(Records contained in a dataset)

start

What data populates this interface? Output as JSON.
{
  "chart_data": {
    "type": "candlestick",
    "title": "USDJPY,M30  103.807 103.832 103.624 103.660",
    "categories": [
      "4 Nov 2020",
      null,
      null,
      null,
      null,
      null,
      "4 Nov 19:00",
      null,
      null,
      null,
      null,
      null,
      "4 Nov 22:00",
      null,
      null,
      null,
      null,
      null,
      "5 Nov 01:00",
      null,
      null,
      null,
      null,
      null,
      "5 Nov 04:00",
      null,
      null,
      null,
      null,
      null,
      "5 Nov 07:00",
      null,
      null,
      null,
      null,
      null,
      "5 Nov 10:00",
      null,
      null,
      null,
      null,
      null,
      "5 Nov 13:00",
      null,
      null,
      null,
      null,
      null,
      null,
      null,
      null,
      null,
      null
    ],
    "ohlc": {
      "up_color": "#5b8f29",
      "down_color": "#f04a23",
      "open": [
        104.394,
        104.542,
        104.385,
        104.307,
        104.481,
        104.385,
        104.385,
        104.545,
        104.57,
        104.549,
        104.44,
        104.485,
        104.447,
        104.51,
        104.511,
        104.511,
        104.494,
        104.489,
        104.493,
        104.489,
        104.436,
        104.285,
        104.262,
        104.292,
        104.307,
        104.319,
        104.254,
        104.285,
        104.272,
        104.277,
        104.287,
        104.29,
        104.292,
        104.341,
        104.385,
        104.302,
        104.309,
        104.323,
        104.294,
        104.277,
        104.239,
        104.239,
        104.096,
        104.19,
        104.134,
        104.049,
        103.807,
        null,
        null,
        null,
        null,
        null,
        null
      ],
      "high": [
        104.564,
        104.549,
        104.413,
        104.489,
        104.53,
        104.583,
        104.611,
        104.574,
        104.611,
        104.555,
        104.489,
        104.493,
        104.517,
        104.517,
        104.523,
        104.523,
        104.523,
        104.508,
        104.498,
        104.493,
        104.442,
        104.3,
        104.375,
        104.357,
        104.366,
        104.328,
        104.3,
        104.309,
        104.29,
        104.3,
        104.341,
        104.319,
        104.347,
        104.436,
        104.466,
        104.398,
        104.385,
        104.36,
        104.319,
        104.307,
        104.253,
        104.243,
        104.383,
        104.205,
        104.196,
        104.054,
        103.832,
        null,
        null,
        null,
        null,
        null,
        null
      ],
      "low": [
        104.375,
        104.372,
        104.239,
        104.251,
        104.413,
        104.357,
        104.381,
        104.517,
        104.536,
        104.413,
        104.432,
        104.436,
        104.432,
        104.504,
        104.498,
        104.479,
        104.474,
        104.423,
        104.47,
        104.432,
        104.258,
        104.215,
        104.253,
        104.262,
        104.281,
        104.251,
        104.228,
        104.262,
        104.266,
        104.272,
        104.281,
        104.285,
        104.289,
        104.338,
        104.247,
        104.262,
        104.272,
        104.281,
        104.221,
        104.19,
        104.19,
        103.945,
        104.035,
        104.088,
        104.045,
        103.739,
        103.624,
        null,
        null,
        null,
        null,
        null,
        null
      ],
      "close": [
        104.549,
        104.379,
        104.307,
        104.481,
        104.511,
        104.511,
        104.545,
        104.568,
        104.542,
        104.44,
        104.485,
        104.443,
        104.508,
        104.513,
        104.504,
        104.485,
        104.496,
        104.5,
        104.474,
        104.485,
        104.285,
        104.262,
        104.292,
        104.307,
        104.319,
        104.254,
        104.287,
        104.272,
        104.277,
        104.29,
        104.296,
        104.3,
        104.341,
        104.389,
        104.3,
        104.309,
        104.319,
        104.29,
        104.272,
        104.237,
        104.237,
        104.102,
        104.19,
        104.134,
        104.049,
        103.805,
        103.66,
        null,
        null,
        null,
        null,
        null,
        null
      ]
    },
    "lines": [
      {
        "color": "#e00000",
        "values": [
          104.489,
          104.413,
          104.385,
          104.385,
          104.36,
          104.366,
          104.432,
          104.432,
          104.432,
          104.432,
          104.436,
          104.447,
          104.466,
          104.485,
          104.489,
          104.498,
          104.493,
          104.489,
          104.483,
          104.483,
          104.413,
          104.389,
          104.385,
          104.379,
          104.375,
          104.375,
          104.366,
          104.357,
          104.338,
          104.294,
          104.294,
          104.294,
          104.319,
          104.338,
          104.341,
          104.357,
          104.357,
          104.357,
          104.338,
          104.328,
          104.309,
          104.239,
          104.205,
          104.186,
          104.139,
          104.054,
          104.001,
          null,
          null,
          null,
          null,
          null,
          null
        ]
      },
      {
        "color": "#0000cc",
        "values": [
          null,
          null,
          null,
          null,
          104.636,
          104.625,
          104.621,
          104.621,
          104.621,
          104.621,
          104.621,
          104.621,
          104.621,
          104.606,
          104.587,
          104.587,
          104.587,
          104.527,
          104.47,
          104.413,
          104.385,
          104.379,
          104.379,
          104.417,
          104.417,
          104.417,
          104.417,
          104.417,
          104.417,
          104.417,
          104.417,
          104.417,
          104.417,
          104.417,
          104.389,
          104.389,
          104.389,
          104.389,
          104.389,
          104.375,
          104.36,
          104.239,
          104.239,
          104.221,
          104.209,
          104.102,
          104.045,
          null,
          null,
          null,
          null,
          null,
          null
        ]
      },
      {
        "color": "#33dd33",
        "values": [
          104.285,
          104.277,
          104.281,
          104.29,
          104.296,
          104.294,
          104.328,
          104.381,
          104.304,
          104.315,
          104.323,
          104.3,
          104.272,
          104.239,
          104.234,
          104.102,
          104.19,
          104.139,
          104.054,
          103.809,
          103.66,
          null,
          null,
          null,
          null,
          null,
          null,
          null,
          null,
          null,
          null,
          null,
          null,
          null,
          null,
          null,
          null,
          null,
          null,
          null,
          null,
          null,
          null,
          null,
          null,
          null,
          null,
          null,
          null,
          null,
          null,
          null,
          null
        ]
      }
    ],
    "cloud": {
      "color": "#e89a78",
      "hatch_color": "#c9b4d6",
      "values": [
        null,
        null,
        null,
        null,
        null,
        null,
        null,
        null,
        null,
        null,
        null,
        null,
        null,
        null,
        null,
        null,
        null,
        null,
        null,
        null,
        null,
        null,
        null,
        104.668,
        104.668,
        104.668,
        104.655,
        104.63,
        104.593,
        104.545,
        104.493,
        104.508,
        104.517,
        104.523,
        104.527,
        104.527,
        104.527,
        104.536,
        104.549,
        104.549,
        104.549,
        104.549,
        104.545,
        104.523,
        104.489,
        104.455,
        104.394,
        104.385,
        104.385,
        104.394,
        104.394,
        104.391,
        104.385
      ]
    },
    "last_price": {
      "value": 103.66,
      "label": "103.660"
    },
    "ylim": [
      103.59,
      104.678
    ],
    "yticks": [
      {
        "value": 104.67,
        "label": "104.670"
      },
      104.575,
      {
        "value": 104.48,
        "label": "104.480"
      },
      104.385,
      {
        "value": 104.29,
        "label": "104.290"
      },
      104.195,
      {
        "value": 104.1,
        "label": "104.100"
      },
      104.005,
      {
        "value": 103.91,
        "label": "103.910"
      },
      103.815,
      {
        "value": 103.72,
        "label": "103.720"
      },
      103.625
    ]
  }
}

end

Take every line above carrying "label" and return it.

      "label": "103.660"
        "label": "104.670"
        "label": "104.480"
        "label": "104.290"
        "label": "104.100"
        "label": "103.910"
        "label": "103.720"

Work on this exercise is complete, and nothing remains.